■ Texto del documento:

Revista Deck. Arquitectura, diseño y decoración.
Inicio » Frío que sana. Por qué Nova Scotia se convirtió en el nuevo epicentro de los spas nórdicos

Frío que sana. Por qué Nova Scotia se convirtió en el nuevo epicentro de los spas nórdicos

Por qué Nova Scotia se convirtió en el nuevo epicentro de los spas nórdicos

Fotografía|novascotia.com
Hay un destino que el mundo del wellness está descubriendo y que poca gente en Argentina tiene en el mapa: los spas nórdicos en Nova Scotia, la pequeña provincia atlántica de Canadá, están conquistando a viajeros de todo el mundo con una propuesta que combina naturaleza salvaje, rituales milenarios y la promesa de una reconexión profunda con el cuerpo.

Nova Scotia no parece, a primera vista, el lugar más obvio para una revolución del bienestar. Es una de las provincias más pequeñas de Canadá, conocida por sus costas rocosas, sus faros y la Bahía de Fundy —famosa por tener las mareas más altas del planeta, con picos que superan los 16 metros—. Pero ese mismo paisaje agreste, atlántico y cambiante, resulta ser el escenario perfecto para los spas nórdicos.

■ Información proporcionada:
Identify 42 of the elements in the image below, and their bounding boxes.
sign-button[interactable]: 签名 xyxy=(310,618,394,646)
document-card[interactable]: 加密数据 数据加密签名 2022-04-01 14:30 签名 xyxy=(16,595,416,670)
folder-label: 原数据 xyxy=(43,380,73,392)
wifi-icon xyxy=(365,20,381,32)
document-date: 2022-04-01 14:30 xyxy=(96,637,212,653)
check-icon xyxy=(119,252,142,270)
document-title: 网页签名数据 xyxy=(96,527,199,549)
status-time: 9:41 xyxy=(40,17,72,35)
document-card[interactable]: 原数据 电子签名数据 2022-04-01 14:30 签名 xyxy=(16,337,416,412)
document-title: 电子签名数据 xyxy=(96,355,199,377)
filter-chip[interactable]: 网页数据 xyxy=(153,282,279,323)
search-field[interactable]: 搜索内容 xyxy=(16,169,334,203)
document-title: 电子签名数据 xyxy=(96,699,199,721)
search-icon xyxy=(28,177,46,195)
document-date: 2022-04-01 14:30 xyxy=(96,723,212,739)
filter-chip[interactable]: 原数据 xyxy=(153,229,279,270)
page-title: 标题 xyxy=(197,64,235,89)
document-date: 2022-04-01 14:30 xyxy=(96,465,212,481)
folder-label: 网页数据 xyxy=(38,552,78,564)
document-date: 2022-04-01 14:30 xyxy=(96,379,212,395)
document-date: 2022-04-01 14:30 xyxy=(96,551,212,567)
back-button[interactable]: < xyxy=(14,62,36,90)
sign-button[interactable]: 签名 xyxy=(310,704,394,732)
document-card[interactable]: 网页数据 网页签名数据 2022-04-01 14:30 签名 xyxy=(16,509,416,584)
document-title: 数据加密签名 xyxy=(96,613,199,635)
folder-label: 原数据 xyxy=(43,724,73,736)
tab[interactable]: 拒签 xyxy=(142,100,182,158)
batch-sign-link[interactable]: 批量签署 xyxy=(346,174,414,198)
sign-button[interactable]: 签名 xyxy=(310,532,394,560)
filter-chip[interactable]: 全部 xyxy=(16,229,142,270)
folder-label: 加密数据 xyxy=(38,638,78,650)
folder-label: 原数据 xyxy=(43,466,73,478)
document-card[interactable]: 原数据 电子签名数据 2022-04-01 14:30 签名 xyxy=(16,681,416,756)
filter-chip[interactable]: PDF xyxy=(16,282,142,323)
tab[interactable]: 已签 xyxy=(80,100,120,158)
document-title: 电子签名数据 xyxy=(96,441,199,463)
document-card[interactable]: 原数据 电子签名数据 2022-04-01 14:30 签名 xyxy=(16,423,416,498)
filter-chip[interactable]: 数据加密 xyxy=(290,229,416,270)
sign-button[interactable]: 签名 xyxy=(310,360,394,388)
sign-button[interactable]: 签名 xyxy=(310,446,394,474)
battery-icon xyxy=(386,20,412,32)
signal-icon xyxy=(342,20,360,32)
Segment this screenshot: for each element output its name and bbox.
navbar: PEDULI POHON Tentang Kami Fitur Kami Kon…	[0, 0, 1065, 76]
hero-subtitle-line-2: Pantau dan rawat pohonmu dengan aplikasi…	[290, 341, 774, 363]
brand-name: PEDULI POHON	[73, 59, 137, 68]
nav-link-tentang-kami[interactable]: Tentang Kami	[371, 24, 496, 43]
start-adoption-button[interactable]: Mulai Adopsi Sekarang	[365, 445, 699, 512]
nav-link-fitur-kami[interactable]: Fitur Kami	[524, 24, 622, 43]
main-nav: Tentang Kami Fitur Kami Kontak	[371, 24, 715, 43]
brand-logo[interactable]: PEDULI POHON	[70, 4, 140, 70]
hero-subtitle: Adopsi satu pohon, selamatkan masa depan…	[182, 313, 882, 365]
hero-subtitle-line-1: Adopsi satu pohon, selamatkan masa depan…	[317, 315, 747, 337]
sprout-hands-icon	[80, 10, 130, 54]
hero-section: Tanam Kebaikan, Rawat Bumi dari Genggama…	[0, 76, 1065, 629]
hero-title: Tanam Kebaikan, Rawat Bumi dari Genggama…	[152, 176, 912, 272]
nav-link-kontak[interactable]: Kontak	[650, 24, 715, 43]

■ Detalles del problema:
Continúa el artículo sobre los spas nórdicos de Nova Scotia a partir de su última oración.

■ Respuesta esperada:
UNA TRADICIÓN DE MILES DE AÑOS

La propuesta central de estos spas viene directamente de Escandinavia: alternar ciclos de calor intenso, inmersión en agua fría y descanso. La técnica, lejos de ser una moda reciente, tiene raíces profundas. Registros del antiguo Egipto fechados en torno al 3500 a.C. ya hacían referencia al uso terapéutico del frío. Lo que cambió con el tiempo es el formato: hoy, los spas nórdicos ofrecen saunas finlandesas, pozos de inmersión, hammams, caminatas de agua helada y amplios espacios de relajación rodeados de naturaleza.

La llamada terapia de contraste —el ciclo de calor, frío y reposo— no solo es placentera: quienes la practican reportan beneficios en la circulación, el manejo del estrés y la recuperación muscular. Para los canadienses de mediana edad, el grupo etario más numeroso en la provincia, el bienestar se convirtió en una prioridad creciente.

EL BOOM DE NOVA SCOTIA

En 2020 abrió el primer spa nórdico de la provincia: Sensea Nordic Spa, en el tranquilo pueblo costero de Chester, rodeado de bosque y con una historia de piratas y contrabandistas. Fue el punto de partida. Hoy, Nova Scotia cuenta con cuatro spas nórdicos en funcionamiento y un quinto en camino, todos con alta ocupación.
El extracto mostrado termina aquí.